Dataset records
______________________________
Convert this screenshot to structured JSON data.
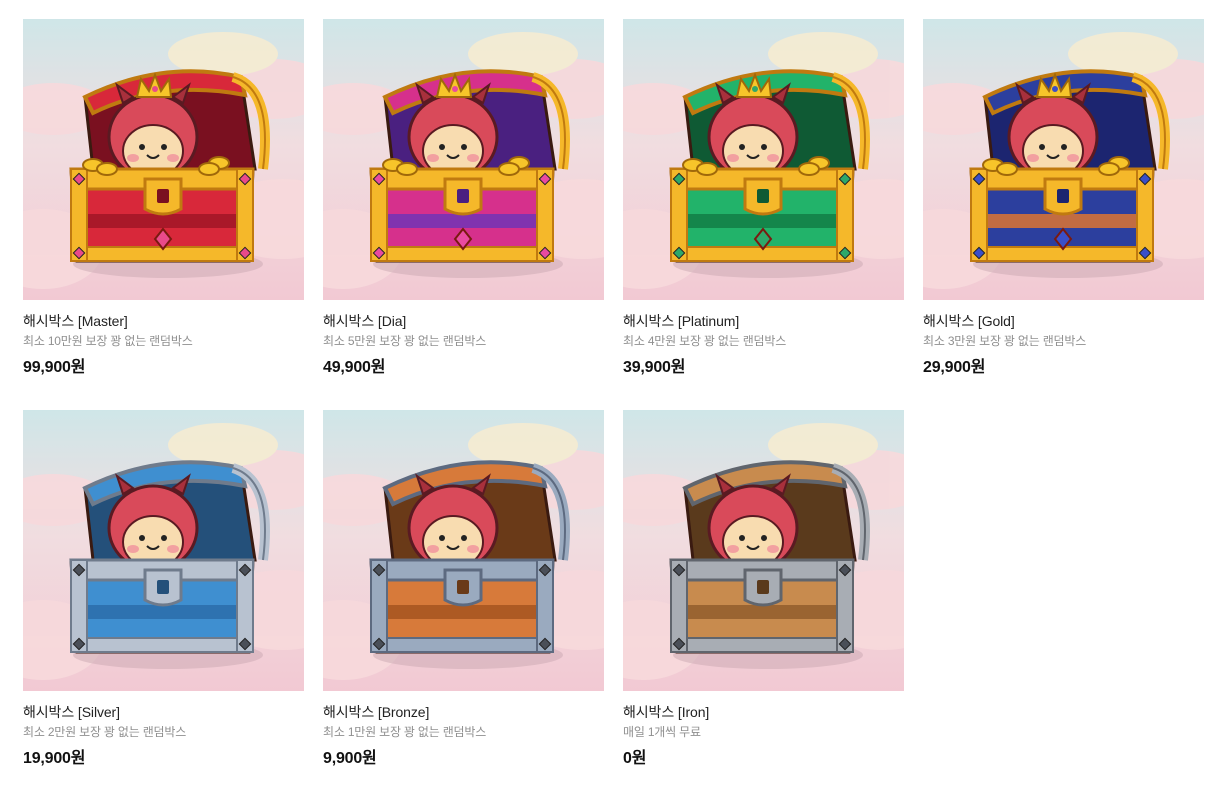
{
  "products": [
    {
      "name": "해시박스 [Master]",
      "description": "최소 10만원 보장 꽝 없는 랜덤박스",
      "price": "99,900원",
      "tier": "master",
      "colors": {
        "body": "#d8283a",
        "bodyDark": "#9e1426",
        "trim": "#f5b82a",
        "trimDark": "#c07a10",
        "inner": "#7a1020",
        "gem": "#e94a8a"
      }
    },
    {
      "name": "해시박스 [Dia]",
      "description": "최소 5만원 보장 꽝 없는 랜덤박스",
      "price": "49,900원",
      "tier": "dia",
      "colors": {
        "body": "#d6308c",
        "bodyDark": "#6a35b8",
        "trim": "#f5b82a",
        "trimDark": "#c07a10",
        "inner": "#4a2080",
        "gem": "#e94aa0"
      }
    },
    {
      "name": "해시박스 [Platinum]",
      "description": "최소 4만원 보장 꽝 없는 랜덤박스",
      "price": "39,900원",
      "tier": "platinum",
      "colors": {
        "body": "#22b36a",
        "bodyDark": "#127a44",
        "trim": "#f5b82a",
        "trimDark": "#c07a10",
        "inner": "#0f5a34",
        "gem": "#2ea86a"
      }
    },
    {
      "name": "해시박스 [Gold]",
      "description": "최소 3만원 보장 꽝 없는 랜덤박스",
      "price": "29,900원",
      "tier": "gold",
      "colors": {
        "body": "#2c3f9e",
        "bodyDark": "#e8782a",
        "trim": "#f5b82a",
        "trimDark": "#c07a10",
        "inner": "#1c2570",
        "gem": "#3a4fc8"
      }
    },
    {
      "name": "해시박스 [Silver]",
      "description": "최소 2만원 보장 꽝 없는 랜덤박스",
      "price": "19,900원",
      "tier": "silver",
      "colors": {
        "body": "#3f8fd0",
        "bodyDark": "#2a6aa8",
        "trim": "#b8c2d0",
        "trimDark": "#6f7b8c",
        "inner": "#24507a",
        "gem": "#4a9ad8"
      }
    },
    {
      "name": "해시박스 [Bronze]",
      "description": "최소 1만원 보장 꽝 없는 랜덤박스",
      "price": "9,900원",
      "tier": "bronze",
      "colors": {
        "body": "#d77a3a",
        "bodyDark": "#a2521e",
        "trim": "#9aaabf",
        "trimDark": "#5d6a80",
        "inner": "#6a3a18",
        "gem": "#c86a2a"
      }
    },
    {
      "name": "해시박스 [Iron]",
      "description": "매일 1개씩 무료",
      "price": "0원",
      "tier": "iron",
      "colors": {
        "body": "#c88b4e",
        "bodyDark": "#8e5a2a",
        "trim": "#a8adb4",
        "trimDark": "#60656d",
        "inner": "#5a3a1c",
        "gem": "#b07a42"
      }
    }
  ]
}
______________________________
__Exercise__: Check every line of the records above for the string "name" and say how many contain it, giving the number alone.

__Complete answer__: 7